**What to produce**
Look through the data for the string "وجمع". Copy every line where it is found.

**Information given**

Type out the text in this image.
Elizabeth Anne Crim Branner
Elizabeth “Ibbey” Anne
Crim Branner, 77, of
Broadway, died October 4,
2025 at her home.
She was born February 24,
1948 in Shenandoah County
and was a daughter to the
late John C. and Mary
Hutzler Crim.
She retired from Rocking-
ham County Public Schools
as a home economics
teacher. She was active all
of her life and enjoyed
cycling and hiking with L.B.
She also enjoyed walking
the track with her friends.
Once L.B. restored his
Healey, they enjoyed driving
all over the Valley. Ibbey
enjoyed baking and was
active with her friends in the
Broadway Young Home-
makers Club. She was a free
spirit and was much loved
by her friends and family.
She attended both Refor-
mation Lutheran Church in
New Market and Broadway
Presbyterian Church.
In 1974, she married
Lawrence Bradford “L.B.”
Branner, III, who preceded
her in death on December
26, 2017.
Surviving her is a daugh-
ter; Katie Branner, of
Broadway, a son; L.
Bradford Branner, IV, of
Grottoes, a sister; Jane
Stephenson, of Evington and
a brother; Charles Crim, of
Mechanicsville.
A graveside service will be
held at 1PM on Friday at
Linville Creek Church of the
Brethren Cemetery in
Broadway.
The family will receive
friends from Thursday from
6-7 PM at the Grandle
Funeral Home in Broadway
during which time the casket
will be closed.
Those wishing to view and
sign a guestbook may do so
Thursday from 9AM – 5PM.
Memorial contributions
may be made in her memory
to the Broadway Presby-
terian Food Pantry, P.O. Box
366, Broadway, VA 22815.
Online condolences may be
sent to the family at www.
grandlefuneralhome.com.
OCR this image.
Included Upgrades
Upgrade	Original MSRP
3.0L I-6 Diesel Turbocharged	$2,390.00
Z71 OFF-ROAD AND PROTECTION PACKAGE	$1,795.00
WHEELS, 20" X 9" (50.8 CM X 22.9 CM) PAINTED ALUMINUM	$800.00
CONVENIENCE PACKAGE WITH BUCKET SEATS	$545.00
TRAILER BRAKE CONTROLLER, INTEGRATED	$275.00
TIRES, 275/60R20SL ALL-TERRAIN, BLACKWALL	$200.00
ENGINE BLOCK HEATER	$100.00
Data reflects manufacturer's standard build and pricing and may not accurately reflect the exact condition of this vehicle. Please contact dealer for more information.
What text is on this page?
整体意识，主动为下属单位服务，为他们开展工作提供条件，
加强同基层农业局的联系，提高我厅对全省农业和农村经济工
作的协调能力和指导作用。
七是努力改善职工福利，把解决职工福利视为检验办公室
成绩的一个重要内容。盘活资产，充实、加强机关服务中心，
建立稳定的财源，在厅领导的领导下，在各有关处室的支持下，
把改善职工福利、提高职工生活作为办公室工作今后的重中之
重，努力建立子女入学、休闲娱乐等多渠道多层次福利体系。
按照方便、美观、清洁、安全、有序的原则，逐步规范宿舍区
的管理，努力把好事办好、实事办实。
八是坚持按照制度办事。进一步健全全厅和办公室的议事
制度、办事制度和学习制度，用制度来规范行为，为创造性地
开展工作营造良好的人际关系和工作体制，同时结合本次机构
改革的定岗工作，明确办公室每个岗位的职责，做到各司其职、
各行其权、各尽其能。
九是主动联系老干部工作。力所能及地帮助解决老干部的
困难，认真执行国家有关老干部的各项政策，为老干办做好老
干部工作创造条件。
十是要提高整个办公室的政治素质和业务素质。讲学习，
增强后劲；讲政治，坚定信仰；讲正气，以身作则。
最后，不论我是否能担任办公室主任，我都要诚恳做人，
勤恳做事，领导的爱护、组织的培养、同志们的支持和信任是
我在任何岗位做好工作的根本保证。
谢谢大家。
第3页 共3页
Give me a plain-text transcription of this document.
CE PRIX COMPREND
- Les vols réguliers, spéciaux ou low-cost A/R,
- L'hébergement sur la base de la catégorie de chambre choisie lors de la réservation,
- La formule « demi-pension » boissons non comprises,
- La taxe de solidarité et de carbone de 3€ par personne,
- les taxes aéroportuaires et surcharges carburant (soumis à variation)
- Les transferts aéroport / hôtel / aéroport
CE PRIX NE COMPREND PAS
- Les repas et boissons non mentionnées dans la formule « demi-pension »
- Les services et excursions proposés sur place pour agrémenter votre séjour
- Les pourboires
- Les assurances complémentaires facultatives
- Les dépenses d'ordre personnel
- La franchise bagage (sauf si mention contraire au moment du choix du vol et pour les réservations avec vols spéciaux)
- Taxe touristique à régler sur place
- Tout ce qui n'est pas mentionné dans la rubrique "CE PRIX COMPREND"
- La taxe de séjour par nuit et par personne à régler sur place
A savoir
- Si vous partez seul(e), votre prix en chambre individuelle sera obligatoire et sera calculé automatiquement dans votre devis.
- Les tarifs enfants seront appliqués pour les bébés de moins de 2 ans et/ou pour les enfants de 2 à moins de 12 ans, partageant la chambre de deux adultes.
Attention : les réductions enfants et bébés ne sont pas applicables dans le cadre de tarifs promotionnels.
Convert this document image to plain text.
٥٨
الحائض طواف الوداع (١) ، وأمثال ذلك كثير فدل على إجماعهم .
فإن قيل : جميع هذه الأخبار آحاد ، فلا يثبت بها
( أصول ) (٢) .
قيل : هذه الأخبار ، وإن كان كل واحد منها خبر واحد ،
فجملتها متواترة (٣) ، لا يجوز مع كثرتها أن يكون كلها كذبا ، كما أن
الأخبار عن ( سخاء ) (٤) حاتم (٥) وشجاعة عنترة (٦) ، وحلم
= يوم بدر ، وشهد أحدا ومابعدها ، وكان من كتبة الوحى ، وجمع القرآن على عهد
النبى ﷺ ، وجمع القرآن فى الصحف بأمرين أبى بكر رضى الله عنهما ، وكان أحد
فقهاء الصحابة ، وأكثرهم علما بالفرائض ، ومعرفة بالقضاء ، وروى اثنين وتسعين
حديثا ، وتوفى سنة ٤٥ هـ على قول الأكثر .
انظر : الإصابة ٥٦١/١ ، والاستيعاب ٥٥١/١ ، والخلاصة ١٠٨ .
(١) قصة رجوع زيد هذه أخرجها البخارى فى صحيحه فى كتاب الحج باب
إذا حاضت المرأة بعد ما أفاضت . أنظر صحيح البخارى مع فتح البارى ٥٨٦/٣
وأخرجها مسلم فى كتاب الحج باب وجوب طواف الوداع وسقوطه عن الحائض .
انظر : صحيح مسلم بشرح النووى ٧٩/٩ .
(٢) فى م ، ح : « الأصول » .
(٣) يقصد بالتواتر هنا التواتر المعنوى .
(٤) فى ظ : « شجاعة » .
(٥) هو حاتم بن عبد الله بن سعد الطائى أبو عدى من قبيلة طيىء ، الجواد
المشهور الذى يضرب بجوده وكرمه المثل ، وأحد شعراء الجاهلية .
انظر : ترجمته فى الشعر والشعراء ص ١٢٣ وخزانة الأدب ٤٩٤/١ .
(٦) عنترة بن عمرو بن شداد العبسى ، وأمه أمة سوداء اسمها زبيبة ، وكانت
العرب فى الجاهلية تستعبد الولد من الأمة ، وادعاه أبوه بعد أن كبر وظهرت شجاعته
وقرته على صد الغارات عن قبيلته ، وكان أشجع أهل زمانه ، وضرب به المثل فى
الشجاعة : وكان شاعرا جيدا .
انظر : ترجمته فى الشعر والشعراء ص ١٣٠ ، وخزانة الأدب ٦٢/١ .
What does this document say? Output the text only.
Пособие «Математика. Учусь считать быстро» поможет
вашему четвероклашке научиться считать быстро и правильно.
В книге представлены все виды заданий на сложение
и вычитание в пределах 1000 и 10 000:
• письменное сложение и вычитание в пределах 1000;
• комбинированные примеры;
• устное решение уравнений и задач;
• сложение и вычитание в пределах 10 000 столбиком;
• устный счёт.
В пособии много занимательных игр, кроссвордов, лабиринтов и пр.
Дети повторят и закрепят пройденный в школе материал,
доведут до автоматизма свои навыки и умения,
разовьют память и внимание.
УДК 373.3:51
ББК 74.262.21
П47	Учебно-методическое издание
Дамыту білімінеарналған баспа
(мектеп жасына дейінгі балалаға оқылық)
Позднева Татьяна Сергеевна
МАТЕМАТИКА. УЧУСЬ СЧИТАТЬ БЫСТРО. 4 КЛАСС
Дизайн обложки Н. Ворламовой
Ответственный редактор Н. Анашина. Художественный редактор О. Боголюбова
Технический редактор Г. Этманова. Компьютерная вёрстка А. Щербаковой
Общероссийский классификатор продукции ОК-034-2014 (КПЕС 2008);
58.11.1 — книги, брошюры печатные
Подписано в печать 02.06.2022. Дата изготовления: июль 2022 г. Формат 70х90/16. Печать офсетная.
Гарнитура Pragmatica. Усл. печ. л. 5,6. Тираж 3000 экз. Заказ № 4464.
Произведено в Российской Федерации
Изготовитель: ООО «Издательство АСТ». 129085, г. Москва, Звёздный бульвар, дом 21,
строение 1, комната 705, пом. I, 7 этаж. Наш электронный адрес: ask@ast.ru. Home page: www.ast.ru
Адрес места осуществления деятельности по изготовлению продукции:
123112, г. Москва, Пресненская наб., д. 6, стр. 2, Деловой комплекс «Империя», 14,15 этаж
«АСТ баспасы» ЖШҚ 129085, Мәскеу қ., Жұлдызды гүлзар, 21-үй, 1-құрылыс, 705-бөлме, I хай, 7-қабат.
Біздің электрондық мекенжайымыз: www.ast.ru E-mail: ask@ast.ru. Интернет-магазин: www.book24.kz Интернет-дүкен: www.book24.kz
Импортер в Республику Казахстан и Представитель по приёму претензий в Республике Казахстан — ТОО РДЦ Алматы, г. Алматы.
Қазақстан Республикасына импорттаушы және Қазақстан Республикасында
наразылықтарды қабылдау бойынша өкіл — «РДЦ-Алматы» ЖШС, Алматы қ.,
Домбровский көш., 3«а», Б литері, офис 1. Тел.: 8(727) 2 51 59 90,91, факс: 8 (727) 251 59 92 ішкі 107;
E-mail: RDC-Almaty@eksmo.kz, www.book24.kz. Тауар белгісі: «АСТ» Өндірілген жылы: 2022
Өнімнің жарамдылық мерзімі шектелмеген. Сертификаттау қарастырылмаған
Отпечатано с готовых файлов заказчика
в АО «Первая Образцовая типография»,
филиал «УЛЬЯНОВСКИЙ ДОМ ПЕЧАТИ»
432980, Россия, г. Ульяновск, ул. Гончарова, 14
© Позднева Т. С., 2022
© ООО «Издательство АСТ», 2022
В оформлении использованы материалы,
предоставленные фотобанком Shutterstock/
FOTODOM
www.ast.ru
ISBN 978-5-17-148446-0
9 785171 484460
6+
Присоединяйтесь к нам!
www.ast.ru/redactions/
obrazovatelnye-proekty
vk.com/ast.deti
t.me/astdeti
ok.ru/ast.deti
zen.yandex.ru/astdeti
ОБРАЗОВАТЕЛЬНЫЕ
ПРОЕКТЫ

**Task response**
= يوم بدر ، وشهد أحدا ومابعدها ، وكان من كتبة الوحى ، وجمع القرآن على عهد
النبى ﷺ ، وجمع القرآن فى الصحف بأمرين أبى بكر رضى الله عنهما ، وكان أحد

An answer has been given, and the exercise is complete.